• Do this:
Reproduce every record exactly as it appears, but not the pictures.

• Saved entries:

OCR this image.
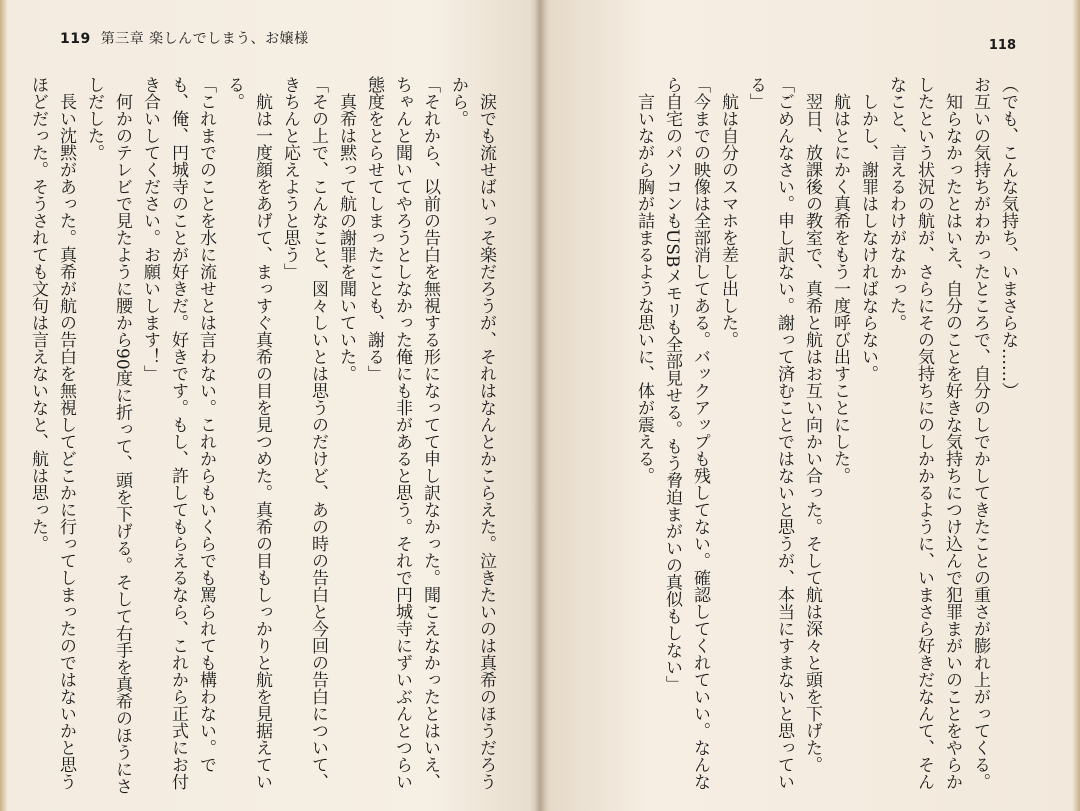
119 第三章 楽しんでしまう、お嬢様

涙でも流せばいっそ楽だろうが、それはなんとかこらえた。泣きたいのは真希のほうだろうから。

「それから、以前の告白を無視する形になってて申し訳なかった。聞こえなかったとはいえ、ちゃんと聞いてやろうとしなかった俺にも非があると思う。それで円城寺にずいぶんとつらい態度をとらせてしまったことも、謝る」

真希は黙って航の謝罪を聞いていた。

「その上で、こんなこと、図々しいとは思うのだけど、あの時の告白と今回の告白について、きちんと応えようと思う」

航は一度顔をあげて、まっすぐ真希の目を見つめた。真希の目もしっかりと航を見据えている。

「これまでのことを水に流せとは言わない。これからもいくらでも罵られても構わない。でも、俺、円城寺のことが好きだ。好きです。もし、許してもらえるなら、これから正式にお付き合いしてください。お願いします！」

何かのテレビで見たように腰から90度に折って、頭を下げる。そして右手を真希のほうにさしだした。

長い沈黙があった。真希が航の告白を無視してどこかに行ってしまったのではないかと思うほどだった。そうされても文句は言えないなと、航は思った。

118

（でも、こんな気持ち、いまさらな……）

お互いの気持ちがわかったところで、自分のしでかしてきたことの重さが膨れ上がってくる。

知らなかったとはいえ、自分のことを好きな気持ちにつけ込んで犯罪まがいのことをやらかしたという状況の航が、さらにその気持ちにのしかかるように、いまさら好きだなんて、そんなこと、言えるわけがなかった。

しかし、謝罪はしなければならない。

航はとにかく真希をもう一度呼び出すことにした。

翌日、放課後の教室で、真希と航はお互い向かい合った。そして航は深々と頭を下げた。

「ごめんなさい。申し訳ない。謝って済むことではないと思うが、本当にすまないと思っている」

航は自分のスマホを差し出した。

「今までの映像は全部消してある。バックアップも残してない。確認してくれていい。なんなら自宅のパソコンもUSBメモリも全部見せる。もう脅迫まがいの真似もしない」

言いながら胸が詰まるような思いに、体が震える。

• Output for this task:
OCR this image.
119 第三章 楽しんでしまう、お嬢様

涙でも流せばいっそ楽だろうが、それはなんとかこらえた。泣きたいのは真希のほうだろうから。

「それから、以前の告白を無視する形になってて申し訳なかった。聞こえなかったとはいえ、ちゃんと聞いてやろうとしなかった俺にも非があると思う。それで円城寺にずいぶんとつらい態度をとらせてしまったことも、謝る」

真希は黙って航の謝罪を聞いていた。

「その上で、こんなこと、図々しいとは思うのだけど、あの時の告白と今回の告白について、きちんと応えようと思う」

航は一度顔をあげて、まっすぐ真希の目を見つめた。真希の目もしっかりと航を見据えている。

「これまでのことを水に流せとは言わない。これからもいくらでも罵られても構わない。でも、俺、円城寺のことが好きだ。好きです。もし、許してもらえるなら、これから正式にお付き合いしてください。お願いします！」

何かのテレビで見たように腰から90度に折って、頭を下げる。そして右手を真希のほうにさしだした。

長い沈黙があった。真希が航の告白を無視してどこかに行ってしまったのではないかと思うほどだった。そうされても文句は言えないなと、航は思った。

118

（でも、こんな気持ち、いまさらな……）

お互いの気持ちがわかったところで、自分のしでかしてきたことの重さが膨れ上がってくる。

知らなかったとはいえ、自分のことを好きな気持ちにつけ込んで犯罪まがいのことをやらかしたという状況の航が、さらにその気持ちにのしかかるように、いまさら好きだなんて、そんなこと、言えるわけがなかった。

しかし、謝罪はしなければならない。

航はとにかく真希をもう一度呼び出すことにした。

翌日、放課後の教室で、真希と航はお互い向かい合った。そして航は深々と頭を下げた。

「ごめんなさい。申し訳ない。謝って済むことではないと思うが、本当にすまないと思っている」

航は自分のスマホを差し出した。

「今までの映像は全部消してある。バックアップも残してない。確認してくれていい。なんなら自宅のパソコンもUSBメモリも全部見せる。もう脅迫まがいの真似もしない」

言いながら胸が詰まるような思いに、体が震える。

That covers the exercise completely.